• _DIRECTIONS FOR THIS TASK_
In your reply, restate all of the records below word for word.

• _DATASET CONTENT_
· · · · · · ·
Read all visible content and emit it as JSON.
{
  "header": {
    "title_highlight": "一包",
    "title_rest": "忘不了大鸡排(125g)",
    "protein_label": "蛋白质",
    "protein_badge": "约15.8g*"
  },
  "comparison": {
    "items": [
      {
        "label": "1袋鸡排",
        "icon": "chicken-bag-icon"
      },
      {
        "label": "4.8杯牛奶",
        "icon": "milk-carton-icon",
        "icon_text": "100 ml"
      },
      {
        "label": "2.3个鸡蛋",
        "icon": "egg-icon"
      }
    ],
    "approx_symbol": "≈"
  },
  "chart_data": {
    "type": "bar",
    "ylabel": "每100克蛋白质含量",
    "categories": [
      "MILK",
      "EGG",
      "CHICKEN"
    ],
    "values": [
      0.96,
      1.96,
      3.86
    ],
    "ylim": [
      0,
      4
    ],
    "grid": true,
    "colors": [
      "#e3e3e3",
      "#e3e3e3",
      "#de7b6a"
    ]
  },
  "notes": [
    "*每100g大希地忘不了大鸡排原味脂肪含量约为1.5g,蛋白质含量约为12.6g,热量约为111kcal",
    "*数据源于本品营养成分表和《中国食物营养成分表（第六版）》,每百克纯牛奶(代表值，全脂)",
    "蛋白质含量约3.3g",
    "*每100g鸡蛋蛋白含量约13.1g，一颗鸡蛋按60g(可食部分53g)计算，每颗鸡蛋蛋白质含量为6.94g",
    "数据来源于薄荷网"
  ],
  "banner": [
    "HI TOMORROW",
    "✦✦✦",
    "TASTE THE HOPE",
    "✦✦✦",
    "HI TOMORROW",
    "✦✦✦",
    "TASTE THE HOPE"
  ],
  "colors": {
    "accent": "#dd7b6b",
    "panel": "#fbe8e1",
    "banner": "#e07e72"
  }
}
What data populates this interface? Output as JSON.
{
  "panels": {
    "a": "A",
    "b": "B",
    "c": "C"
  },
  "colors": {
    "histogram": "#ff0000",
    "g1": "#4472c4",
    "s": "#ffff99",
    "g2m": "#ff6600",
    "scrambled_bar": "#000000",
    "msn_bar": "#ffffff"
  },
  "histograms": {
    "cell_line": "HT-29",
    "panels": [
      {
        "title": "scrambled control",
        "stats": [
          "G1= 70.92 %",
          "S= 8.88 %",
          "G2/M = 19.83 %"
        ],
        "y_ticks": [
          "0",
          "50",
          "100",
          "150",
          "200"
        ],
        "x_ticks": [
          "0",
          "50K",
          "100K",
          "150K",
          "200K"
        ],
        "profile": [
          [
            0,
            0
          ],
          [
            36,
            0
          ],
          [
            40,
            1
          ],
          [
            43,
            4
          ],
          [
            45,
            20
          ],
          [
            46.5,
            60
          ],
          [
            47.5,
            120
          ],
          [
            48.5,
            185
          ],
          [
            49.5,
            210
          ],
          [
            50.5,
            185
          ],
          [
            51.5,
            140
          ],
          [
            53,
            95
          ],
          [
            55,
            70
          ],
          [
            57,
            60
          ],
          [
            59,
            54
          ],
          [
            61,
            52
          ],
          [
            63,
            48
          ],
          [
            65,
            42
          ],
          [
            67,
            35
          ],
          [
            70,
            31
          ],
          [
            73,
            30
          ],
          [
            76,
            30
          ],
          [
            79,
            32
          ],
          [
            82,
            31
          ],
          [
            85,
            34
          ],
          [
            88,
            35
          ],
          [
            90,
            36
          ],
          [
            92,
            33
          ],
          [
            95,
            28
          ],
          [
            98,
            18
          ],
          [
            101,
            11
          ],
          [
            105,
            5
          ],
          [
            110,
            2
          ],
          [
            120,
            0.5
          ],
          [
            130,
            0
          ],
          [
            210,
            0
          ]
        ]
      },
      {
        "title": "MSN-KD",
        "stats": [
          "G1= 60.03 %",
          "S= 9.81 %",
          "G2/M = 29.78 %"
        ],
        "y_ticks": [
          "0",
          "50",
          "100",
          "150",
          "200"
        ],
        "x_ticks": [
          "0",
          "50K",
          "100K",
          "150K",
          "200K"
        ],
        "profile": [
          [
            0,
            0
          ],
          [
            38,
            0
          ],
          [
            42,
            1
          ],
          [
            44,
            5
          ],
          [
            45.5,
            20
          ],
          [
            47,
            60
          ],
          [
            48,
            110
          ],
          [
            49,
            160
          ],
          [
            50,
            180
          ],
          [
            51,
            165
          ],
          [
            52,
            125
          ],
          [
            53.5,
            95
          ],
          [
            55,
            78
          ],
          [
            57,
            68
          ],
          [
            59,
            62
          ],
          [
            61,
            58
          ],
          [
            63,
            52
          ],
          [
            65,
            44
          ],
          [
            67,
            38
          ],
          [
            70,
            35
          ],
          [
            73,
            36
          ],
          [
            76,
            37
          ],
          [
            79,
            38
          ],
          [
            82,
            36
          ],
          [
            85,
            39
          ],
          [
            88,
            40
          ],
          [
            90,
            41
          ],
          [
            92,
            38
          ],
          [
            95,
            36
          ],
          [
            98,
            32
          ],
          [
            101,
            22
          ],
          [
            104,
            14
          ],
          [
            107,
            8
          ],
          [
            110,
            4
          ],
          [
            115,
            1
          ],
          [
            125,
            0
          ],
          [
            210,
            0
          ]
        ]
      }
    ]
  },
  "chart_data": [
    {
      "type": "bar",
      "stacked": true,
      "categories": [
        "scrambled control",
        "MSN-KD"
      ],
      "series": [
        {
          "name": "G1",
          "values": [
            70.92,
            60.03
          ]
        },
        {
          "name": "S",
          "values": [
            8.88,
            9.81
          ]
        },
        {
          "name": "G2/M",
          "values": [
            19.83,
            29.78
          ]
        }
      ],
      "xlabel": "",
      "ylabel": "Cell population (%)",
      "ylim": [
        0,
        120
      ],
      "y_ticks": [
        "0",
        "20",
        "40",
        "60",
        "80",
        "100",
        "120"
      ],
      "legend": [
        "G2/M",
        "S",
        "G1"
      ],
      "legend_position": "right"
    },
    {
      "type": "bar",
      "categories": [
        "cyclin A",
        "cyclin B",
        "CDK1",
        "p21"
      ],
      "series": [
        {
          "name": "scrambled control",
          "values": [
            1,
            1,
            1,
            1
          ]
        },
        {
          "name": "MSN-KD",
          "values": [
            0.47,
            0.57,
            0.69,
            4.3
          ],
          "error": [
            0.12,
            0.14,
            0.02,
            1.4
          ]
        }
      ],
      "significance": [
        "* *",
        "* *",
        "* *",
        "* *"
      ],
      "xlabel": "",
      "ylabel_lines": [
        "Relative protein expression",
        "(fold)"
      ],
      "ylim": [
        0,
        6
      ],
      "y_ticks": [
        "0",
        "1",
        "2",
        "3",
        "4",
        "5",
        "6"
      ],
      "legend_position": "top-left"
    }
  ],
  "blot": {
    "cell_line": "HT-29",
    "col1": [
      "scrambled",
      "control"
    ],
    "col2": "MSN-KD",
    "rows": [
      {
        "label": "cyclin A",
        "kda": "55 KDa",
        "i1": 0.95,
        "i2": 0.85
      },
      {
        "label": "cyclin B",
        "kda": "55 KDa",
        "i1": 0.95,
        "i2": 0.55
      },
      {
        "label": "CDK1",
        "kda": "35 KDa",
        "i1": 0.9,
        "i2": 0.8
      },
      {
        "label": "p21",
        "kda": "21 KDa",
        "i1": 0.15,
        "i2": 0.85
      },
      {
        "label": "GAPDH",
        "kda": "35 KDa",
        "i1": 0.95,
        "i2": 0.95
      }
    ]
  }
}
· · · · · · ·
• _EXERCISE ANSWER_
Read all visible content and emit it as JSON.
{
  "header": {
    "title_highlight": "一包",
    "title_rest": "忘不了大鸡排(125g)",
    "protein_label": "蛋白质",
    "protein_badge": "约15.8g*"
  },
  "comparison": {
    "items": [
      {
        "label": "1袋鸡排",
        "icon": "chicken-bag-icon"
      },
      {
        "label": "4.8杯牛奶",
        "icon": "milk-carton-icon",
        "icon_text": "100 ml"
      },
      {
        "label": "2.3个鸡蛋",
        "icon": "egg-icon"
      }
    ],
    "approx_symbol": "≈"
  },
  "chart_data": {
    "type": "bar",
    "ylabel": "每100克蛋白质含量",
    "categories": [
      "MILK",
      "EGG",
      "CHICKEN"
    ],
    "values": [
      0.96,
      1.96,
      3.86
    ],
    "ylim": [
      0,
      4
    ],
    "grid": true,
    "colors": [
      "#e3e3e3",
      "#e3e3e3",
      "#de7b6a"
    ]
  },
  "notes": [
    "*每100g大希地忘不了大鸡排原味脂肪含量约为1.5g,蛋白质含量约为12.6g,热量约为111kcal",
    "*数据源于本品营养成分表和《中国食物营养成分表（第六版）》,每百克纯牛奶(代表值，全脂)",
    "蛋白质含量约3.3g",
    "*每100g鸡蛋蛋白含量约13.1g，一颗鸡蛋按60g(可食部分53g)计算，每颗鸡蛋蛋白质含量为6.94g",
    "数据来源于薄荷网"
  ],
  "banner": [
    "HI TOMORROW",
    "✦✦✦",
    "TASTE THE HOPE",
    "✦✦✦",
    "HI TOMORROW",
    "✦✦✦",
    "TASTE THE HOPE"
  ],
  "colors": {
    "accent": "#dd7b6b",
    "panel": "#fbe8e1",
    "banner": "#e07e72"
  }
}
What data populates this interface? Output as JSON.
{
  "panels": {
    "a": "A",
    "b": "B",
    "c": "C"
  },
  "colors": {
    "histogram": "#ff0000",
    "g1": "#4472c4",
    "s": "#ffff99",
    "g2m": "#ff6600",
    "scrambled_bar": "#000000",
    "msn_bar": "#ffffff"
  },
  "histograms": {
    "cell_line": "HT-29",
    "panels": [
      {
        "title": "scrambled control",
        "stats": [
          "G1= 70.92 %",
          "S= 8.88 %",
          "G2/M = 19.83 %"
        ],
        "y_ticks": [
          "0",
          "50",
          "100",
          "150",
          "200"
        ],
        "x_ticks": [
          "0",
          "50K",
          "100K",
          "150K",
          "200K"
        ],
        "profile": [
          [
            0,
            0
          ],
          [
            36,
            0
          ],
          [
            40,
            1
          ],
          [
            43,
            4
          ],
          [
            45,
            20
          ],
          [
            46.5,
            60
          ],
          [
            47.5,
            120
          ],
          [
            48.5,
            185
          ],
          [
            49.5,
            210
          ],
          [
            50.5,
            185
          ],
          [
            51.5,
            140
          ],
          [
            53,
            95
          ],
          [
            55,
            70
          ],
          [
            57,
            60
          ],
          [
            59,
            54
          ],
          [
            61,
            52
          ],
          [
            63,
            48
          ],
          [
            65,
            42
          ],
          [
            67,
            35
          ],
          [
            70,
            31
          ],
          [
            73,
            30
          ],
          [
            76,
            30
          ],
          [
            79,
            32
          ],
          [
            82,
            31
          ],
          [
            85,
            34
          ],
          [
            88,
            35
          ],
          [
            90,
            36
          ],
          [
            92,
            33
          ],
          [
            95,
            28
          ],
          [
            98,
            18
          ],
          [
            101,
            11
          ],
          [
            105,
            5
          ],
          [
            110,
            2
          ],
          [
            120,
            0.5
          ],
          [
            130,
            0
          ],
          [
            210,
            0
          ]
        ]
      },
      {
        "title": "MSN-KD",
        "stats": [
          "G1= 60.03 %",
          "S= 9.81 %",
          "G2/M = 29.78 %"
        ],
        "y_ticks": [
          "0",
          "50",
          "100",
          "150",
          "200"
        ],
        "x_ticks": [
          "0",
          "50K",
          "100K",
          "150K",
          "200K"
        ],
        "profile": [
          [
            0,
            0
          ],
          [
            38,
            0
          ],
          [
            42,
            1
          ],
          [
            44,
            5
          ],
          [
            45.5,
            20
          ],
          [
            47,
            60
          ],
          [
            48,
            110
          ],
          [
            49,
            160
          ],
          [
            50,
            180
          ],
          [
            51,
            165
          ],
          [
            52,
            125
          ],
          [
            53.5,
            95
          ],
          [
            55,
            78
          ],
          [
            57,
            68
          ],
          [
            59,
            62
          ],
          [
            61,
            58
          ],
          [
            63,
            52
          ],
          [
            65,
            44
          ],
          [
            67,
            38
          ],
          [
            70,
            35
          ],
          [
            73,
            36
          ],
          [
            76,
            37
          ],
          [
            79,
            38
          ],
          [
            82,
            36
          ],
          [
            85,
            39
          ],
          [
            88,
            40
          ],
          [
            90,
            41
          ],
          [
            92,
            38
          ],
          [
            95,
            36
          ],
          [
            98,
            32
          ],
          [
            101,
            22
          ],
          [
            104,
            14
          ],
          [
            107,
            8
          ],
          [
            110,
            4
          ],
          [
            115,
            1
          ],
          [
            125,
            0
          ],
          [
            210,
            0
          ]
        ]
      }
    ]
  },
  "chart_data": [
    {
      "type": "bar",
      "stacked": true,
      "categories": [
        "scrambled control",
        "MSN-KD"
      ],
      "series": [
        {
          "name": "G1",
          "values": [
            70.92,
            60.03
          ]
        },
        {
          "name": "S",
          "values": [
            8.88,
            9.81
          ]
        },
        {
          "name": "G2/M",
          "values": [
            19.83,
            29.78
          ]
        }
      ],
      "xlabel": "",
      "ylabel": "Cell population (%)",
      "ylim": [
        0,
        120
      ],
      "y_ticks": [
        "0",
        "20",
        "40",
        "60",
        "80",
        "100",
        "120"
      ],
      "legend": [
        "G2/M",
        "S",
        "G1"
      ],
      "legend_position": "right"
    },
    {
      "type": "bar",
      "categories": [
        "cyclin A",
        "cyclin B",
        "CDK1",
        "p21"
      ],
      "series": [
        {
          "name": "scrambled control",
          "values": [
            1,
            1,
            1,
            1
          ]
        },
        {
          "name": "MSN-KD",
          "values": [
            0.47,
            0.57,
            0.69,
            4.3
          ],
          "error": [
            0.12,
            0.14,
            0.02,
            1.4
          ]
        }
      ],
      "significance": [
        "* *",
        "* *",
        "* *",
        "* *"
      ],
      "xlabel": "",
      "ylabel_lines": [
        "Relative protein expression",
        "(fold)"
      ],
      "ylim": [
        0,
        6
      ],
      "y_ticks": [
        "0",
        "1",
        "2",
        "3",
        "4",
        "5",
        "6"
      ],
      "legend_position": "top-left"
    }
  ],
  "blot": {
    "cell_line": "HT-29",
    "col1": [
      "scrambled",
      "control"
    ],
    "col2": "MSN-KD",
    "rows": [
      {
        "label": "cyclin A",
        "kda": "55 KDa",
        "i1": 0.95,
        "i2": 0.85
      },
      {
        "label": "cyclin B",
        "kda": "55 KDa",
        "i1": 0.95,
        "i2": 0.55
      },
      {
        "label": "CDK1",
        "kda": "35 KDa",
        "i1": 0.9,
        "i2": 0.8
      },
      {
        "label": "p21",
        "kda": "21 KDa",
        "i1": 0.15,
        "i2": 0.85
      },
      {
        "label": "GAPDH",
        "kda": "35 KDa",
        "i1": 0.95,
        "i2": 0.95
      }
    ]
  }
}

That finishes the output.